Set problem |
Lines that include the word "according" are the ones to copy.

(Dataset rows)
· · · ·

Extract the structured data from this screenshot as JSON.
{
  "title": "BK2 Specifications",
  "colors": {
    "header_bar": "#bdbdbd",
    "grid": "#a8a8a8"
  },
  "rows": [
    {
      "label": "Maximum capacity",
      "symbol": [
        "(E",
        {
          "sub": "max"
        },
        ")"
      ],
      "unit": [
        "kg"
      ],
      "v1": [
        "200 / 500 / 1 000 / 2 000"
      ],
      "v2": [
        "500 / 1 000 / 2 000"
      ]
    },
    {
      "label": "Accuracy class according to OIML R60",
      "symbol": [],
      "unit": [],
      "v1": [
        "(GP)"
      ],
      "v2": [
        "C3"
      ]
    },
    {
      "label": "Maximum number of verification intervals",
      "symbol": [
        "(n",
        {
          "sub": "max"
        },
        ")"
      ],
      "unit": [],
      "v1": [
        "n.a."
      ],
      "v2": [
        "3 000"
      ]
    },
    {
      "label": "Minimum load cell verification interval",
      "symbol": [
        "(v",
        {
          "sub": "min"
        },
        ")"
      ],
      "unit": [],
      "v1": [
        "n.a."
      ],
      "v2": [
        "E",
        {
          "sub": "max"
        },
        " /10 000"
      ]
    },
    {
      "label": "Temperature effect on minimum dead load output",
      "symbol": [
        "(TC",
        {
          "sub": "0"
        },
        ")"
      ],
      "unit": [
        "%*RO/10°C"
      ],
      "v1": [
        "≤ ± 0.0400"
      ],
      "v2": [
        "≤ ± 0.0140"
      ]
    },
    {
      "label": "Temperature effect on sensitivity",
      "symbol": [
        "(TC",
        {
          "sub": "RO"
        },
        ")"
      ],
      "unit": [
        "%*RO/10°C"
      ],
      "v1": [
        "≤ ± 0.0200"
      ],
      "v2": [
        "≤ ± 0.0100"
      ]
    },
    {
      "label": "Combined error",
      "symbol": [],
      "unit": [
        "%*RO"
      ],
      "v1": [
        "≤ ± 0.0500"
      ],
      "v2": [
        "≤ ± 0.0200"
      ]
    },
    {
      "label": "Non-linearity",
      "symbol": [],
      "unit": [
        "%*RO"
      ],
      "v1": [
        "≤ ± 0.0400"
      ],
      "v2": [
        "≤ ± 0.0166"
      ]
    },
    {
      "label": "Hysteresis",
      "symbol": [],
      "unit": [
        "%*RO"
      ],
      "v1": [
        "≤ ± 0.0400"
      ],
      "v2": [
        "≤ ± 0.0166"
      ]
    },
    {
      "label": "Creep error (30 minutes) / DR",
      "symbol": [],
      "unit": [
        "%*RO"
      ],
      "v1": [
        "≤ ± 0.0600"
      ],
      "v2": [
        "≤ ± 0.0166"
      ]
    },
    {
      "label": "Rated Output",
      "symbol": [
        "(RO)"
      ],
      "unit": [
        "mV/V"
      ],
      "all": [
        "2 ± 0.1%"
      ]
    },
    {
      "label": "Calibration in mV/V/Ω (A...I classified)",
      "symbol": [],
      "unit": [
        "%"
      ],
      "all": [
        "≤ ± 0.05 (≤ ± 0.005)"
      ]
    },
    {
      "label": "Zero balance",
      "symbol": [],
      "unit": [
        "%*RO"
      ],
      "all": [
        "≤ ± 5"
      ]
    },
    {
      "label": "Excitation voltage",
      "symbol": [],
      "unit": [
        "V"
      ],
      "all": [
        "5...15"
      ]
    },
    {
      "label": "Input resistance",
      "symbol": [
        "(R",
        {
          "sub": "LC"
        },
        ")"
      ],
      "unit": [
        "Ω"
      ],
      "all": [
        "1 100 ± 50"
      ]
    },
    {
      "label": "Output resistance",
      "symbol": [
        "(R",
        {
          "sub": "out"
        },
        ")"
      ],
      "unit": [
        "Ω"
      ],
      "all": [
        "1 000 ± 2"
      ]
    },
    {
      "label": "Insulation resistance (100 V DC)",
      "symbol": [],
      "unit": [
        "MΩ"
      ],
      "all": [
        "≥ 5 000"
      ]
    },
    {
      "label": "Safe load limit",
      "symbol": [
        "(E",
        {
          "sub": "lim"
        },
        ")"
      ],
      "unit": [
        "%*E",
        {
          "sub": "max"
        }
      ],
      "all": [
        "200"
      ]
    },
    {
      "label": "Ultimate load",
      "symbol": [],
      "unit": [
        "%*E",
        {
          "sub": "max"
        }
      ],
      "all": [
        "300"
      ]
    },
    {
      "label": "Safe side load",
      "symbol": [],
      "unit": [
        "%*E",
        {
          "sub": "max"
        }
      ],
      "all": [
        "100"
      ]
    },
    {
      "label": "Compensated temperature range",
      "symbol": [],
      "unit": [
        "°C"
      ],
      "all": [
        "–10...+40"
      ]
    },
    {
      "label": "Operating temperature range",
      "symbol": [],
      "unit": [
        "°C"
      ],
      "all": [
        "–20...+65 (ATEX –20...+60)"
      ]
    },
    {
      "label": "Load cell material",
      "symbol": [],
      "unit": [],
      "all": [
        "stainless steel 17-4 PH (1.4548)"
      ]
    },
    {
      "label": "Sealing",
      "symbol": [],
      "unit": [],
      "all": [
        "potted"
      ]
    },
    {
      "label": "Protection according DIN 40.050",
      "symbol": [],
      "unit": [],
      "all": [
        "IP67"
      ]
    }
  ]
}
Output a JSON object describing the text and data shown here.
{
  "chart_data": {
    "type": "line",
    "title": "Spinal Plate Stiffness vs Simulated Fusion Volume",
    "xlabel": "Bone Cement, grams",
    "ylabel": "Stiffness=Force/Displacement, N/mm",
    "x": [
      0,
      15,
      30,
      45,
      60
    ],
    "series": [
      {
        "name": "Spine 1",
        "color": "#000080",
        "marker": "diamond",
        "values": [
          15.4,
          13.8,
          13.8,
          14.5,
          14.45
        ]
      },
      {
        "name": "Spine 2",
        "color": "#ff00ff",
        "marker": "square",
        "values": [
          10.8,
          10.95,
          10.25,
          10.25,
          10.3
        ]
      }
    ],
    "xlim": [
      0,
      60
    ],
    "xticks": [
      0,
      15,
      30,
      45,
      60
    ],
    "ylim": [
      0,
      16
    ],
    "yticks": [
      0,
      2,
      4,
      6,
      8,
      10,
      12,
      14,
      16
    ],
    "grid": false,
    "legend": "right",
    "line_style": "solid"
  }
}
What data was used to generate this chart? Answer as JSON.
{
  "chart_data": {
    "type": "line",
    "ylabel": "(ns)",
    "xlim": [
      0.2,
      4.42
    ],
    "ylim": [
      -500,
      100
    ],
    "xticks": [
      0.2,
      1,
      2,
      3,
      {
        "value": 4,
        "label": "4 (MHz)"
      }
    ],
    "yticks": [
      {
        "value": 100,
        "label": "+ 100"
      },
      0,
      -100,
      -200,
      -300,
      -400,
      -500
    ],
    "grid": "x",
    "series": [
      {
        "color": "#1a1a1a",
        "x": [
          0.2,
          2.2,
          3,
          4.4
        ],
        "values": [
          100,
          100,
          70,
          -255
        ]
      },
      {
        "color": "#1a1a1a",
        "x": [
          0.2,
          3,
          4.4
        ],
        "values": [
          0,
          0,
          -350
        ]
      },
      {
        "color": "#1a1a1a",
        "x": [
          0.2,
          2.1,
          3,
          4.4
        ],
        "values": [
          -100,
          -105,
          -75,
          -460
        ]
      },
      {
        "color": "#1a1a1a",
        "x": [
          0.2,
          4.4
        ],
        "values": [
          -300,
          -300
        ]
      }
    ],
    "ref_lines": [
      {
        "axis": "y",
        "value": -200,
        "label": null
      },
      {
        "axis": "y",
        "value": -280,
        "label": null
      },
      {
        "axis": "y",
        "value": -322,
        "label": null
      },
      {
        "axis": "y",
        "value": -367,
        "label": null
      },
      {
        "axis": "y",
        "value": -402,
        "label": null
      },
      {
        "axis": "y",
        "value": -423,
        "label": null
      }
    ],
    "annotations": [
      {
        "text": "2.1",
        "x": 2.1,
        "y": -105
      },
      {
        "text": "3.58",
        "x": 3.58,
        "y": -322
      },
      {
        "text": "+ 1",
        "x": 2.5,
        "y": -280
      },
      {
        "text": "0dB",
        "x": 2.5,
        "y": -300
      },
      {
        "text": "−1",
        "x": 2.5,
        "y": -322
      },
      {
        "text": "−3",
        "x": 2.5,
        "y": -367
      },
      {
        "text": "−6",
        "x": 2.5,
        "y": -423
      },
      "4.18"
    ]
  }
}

· · · ·

Full output |
      "label": "Accuracy class according to OIML R60",
      "label": "Protection according DIN 40.050",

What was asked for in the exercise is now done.